MATERIAL
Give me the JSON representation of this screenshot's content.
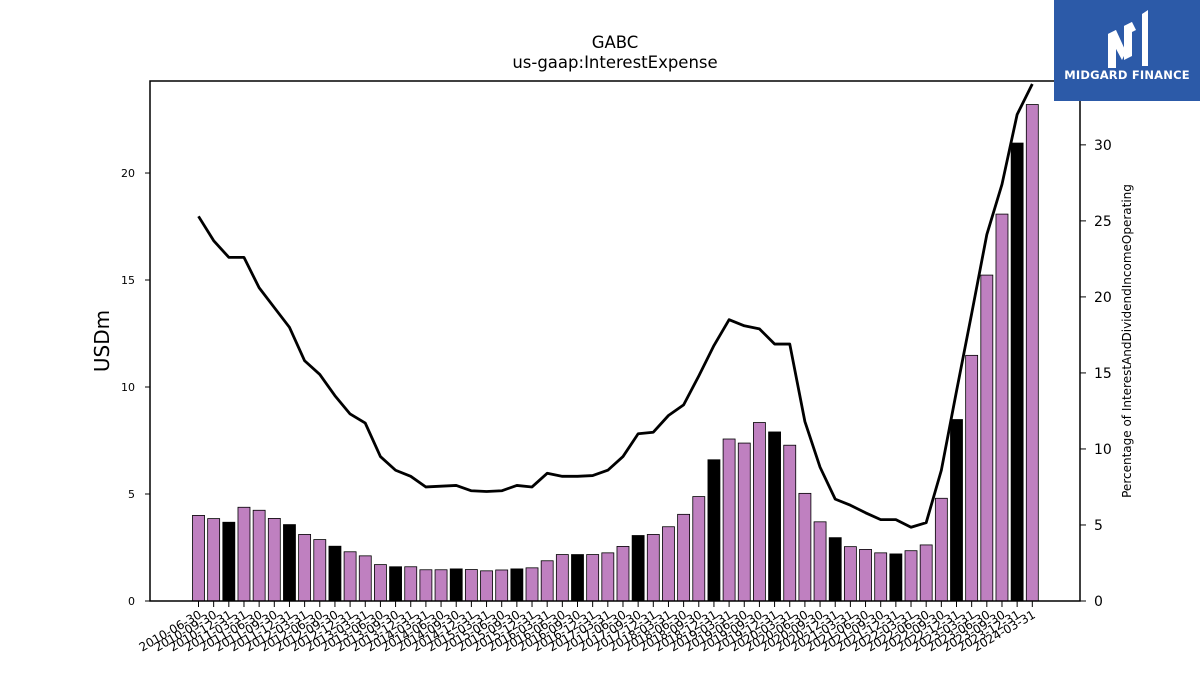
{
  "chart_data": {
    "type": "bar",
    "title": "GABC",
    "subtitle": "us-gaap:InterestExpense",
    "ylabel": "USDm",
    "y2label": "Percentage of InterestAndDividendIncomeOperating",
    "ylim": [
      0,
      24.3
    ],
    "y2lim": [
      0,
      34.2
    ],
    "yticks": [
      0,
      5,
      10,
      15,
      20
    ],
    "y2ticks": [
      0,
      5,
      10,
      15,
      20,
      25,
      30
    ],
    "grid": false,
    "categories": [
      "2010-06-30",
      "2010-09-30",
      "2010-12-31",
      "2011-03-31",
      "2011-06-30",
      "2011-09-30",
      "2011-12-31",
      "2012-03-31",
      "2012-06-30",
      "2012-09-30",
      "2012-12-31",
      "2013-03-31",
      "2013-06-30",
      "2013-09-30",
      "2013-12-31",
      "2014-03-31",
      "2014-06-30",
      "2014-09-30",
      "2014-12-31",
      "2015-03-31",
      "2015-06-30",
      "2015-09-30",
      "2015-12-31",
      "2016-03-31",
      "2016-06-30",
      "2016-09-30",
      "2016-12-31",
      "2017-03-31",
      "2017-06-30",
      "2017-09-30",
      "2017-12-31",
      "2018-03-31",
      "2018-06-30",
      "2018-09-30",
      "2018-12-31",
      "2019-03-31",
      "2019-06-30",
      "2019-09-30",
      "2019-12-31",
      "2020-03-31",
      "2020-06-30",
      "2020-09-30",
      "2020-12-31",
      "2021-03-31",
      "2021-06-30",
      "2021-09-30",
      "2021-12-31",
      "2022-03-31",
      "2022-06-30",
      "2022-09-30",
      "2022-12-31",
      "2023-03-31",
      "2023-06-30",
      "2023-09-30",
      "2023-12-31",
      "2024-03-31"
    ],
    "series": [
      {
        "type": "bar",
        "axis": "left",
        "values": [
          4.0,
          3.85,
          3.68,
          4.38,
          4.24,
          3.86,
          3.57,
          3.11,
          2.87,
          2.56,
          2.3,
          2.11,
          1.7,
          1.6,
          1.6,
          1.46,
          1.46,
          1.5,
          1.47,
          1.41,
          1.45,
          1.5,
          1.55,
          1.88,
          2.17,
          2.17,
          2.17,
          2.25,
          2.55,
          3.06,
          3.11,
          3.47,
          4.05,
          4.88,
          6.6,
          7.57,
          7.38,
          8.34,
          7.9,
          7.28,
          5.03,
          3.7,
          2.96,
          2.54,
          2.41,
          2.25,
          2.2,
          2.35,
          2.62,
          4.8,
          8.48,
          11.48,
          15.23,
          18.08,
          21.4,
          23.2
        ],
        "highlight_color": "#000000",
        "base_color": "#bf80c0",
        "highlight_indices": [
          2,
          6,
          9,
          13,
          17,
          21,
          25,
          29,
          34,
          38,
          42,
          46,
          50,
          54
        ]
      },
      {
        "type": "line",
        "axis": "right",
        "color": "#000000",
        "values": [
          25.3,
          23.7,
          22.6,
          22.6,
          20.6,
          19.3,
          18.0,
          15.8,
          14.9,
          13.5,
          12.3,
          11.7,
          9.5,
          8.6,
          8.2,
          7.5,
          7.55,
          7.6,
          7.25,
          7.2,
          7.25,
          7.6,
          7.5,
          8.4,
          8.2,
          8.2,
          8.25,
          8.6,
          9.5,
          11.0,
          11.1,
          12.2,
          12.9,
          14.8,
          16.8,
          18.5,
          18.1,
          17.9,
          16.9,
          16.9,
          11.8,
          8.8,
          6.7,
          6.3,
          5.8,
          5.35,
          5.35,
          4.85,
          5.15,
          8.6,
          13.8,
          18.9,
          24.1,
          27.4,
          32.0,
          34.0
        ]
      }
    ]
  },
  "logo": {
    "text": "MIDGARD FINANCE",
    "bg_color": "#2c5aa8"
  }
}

---

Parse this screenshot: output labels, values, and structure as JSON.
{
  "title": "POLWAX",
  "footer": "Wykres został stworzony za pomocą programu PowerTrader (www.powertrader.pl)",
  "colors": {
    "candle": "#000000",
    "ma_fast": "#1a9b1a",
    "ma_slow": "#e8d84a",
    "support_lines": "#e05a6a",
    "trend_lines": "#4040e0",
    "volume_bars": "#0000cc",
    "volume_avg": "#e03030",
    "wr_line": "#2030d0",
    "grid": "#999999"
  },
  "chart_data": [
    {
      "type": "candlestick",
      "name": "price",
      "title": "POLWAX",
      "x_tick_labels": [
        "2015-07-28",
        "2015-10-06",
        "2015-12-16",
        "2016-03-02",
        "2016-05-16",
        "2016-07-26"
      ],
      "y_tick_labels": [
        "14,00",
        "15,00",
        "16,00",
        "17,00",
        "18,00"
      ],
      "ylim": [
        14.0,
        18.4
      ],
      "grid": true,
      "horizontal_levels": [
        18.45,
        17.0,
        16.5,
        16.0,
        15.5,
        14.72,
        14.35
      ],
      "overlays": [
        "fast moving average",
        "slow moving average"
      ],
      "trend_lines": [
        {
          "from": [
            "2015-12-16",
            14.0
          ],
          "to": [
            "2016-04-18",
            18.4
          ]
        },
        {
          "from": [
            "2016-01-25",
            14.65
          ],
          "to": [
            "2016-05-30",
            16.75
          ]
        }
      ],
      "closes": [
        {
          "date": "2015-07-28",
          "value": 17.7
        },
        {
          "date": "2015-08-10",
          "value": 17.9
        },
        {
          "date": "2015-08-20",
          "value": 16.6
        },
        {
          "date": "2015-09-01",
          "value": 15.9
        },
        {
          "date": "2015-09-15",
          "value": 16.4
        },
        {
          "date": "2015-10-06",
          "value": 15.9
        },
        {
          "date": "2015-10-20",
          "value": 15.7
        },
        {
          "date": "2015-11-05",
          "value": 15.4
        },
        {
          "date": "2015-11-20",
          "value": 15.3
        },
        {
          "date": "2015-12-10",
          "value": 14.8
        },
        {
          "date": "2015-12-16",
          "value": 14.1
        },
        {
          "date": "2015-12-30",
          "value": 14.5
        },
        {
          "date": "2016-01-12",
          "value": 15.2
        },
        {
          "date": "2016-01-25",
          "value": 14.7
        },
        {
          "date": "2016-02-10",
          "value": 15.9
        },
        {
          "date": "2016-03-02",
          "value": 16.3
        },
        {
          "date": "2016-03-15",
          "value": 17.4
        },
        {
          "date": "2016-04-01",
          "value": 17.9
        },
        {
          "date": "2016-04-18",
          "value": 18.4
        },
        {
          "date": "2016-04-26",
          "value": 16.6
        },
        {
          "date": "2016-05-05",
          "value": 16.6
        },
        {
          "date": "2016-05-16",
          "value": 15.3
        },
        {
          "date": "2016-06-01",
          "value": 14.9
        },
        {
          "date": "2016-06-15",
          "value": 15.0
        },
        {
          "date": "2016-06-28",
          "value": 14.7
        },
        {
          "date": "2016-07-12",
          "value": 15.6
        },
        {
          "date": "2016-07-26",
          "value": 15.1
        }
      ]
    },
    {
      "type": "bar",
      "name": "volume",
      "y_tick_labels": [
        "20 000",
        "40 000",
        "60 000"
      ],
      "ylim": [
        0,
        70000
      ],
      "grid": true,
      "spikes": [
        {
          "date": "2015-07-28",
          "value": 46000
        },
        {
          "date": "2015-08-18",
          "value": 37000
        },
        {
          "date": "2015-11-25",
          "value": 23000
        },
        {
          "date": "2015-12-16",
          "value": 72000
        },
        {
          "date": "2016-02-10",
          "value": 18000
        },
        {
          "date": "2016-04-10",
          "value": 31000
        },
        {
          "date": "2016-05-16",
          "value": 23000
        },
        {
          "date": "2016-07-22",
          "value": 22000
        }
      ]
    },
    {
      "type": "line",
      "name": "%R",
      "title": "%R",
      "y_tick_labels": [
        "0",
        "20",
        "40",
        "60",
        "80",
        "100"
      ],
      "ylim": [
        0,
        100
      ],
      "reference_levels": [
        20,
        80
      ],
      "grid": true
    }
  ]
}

REQUIRED WORK
Copy each line containing the word "average" from the data.

RESULT
        "fast moving average",
        "slow moving average"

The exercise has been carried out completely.